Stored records
┌────────
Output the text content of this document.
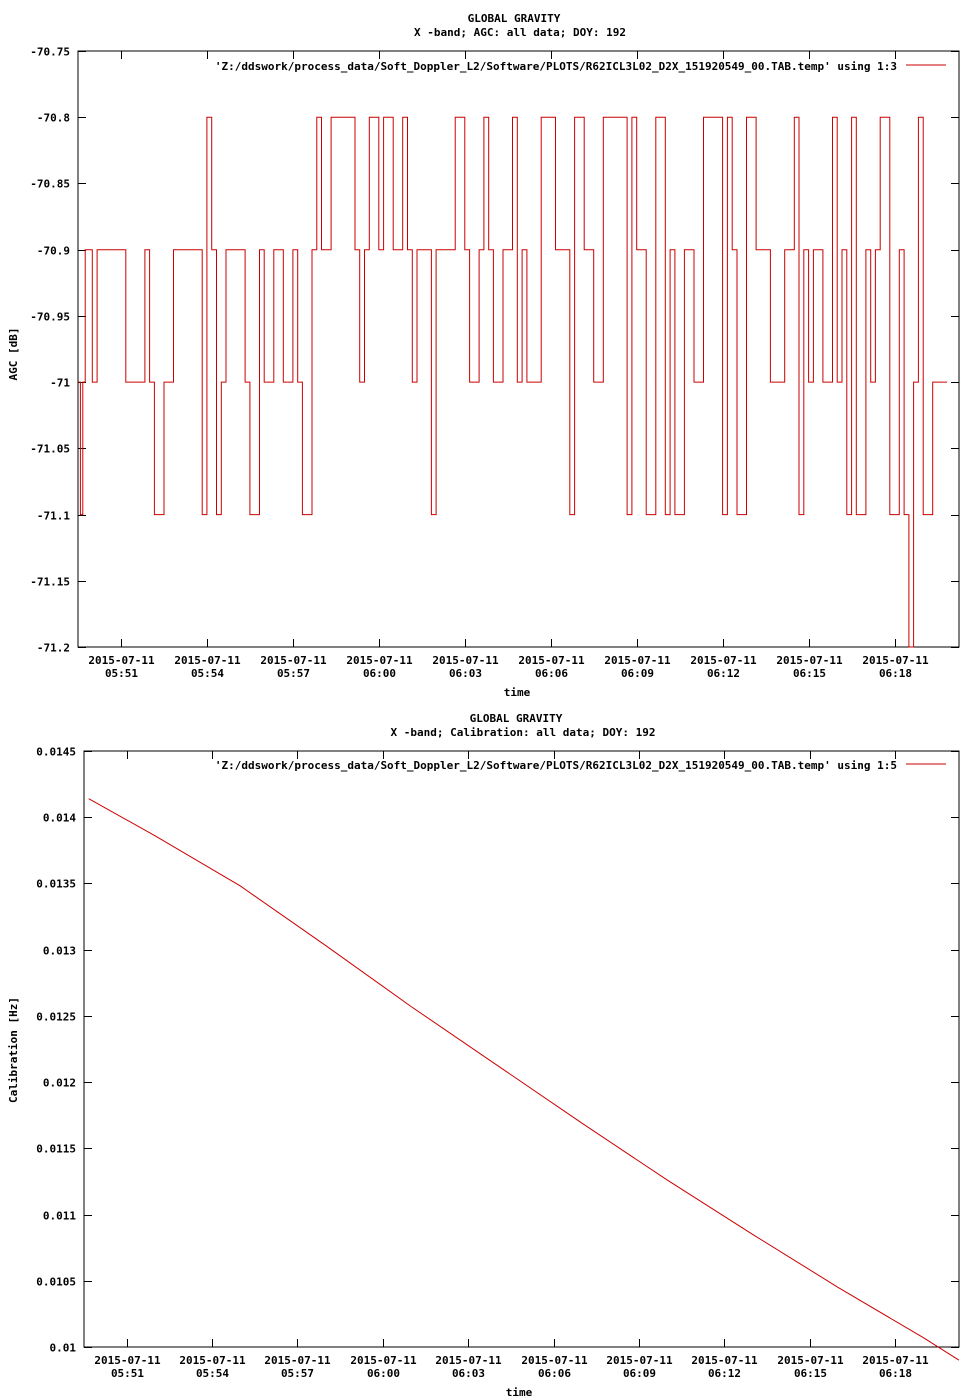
GLOBAL GRAVITY
X -band; AGC: all data; DOY: 192
-70.75
-70.8
-70.85
-70.9
-70.95
-71
-71.05
-71.1
-71.15
-71.2
2015-07-11
05:51
2015-07-11
05:54
2015-07-11
05:57
2015-07-11
06:00
2015-07-11
06:03
2015-07-11
06:06
2015-07-11
06:09
2015-07-11
06:12
2015-07-11
06:15
2015-07-11
06:18
'Z:/ddswork/process_data/Soft_Doppler_L2/Software/PLOTS/R62ICL3L02_D2X_151920549_00.TAB.temp' using 1:3
AGC [dB]
time
GLOBAL GRAVITY
X -band; Calibration: all data; DOY: 192
0.0145
0.014
0.0135
0.013
0.0125
0.012
0.0115
0.011
0.0105
0.01
2015-07-11
05:51
2015-07-11
05:54
2015-07-11
05:57
2015-07-11
06:00
2015-07-11
06:03
2015-07-11
06:06
2015-07-11
06:09
2015-07-11
06:12
2015-07-11
06:15
2015-07-11
06:18
'Z:/ddswork/process_data/Soft_Doppler_L2/Software/PLOTS/R62ICL3L02_D2X_151920549_00.TAB.temp' using 1:5
Calibration [Hz]
time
└────────
• [DIRECTION]
The records above are to be quoted exactly, with all pictures left out.

• [SOLUTION TO THE PROBLEM]
Output the text content of this document.
GLOBAL GRAVITY
X -band; AGC: all data; DOY: 192
-70.75
-70.8
-70.85
-70.9
-70.95
-71
-71.05
-71.1
-71.15
-71.2
2015-07-11
05:51
2015-07-11
05:54
2015-07-11
05:57
2015-07-11
06:00
2015-07-11
06:03
2015-07-11
06:06
2015-07-11
06:09
2015-07-11
06:12
2015-07-11
06:15
2015-07-11
06:18
'Z:/ddswork/process_data/Soft_Doppler_L2/Software/PLOTS/R62ICL3L02_D2X_151920549_00.TAB.temp' using 1:3
AGC [dB]
time
GLOBAL GRAVITY
X -band; Calibration: all data; DOY: 192
0.0145
0.014
0.0135
0.013
0.0125
0.012
0.0115
0.011
0.0105
0.01
2015-07-11
05:51
2015-07-11
05:54
2015-07-11
05:57
2015-07-11
06:00
2015-07-11
06:03
2015-07-11
06:06
2015-07-11
06:09
2015-07-11
06:12
2015-07-11
06:15
2015-07-11
06:18
'Z:/ddswork/process_data/Soft_Doppler_L2/Software/PLOTS/R62ICL3L02_D2X_151920549_00.TAB.temp' using 1:5
Calibration [Hz]
time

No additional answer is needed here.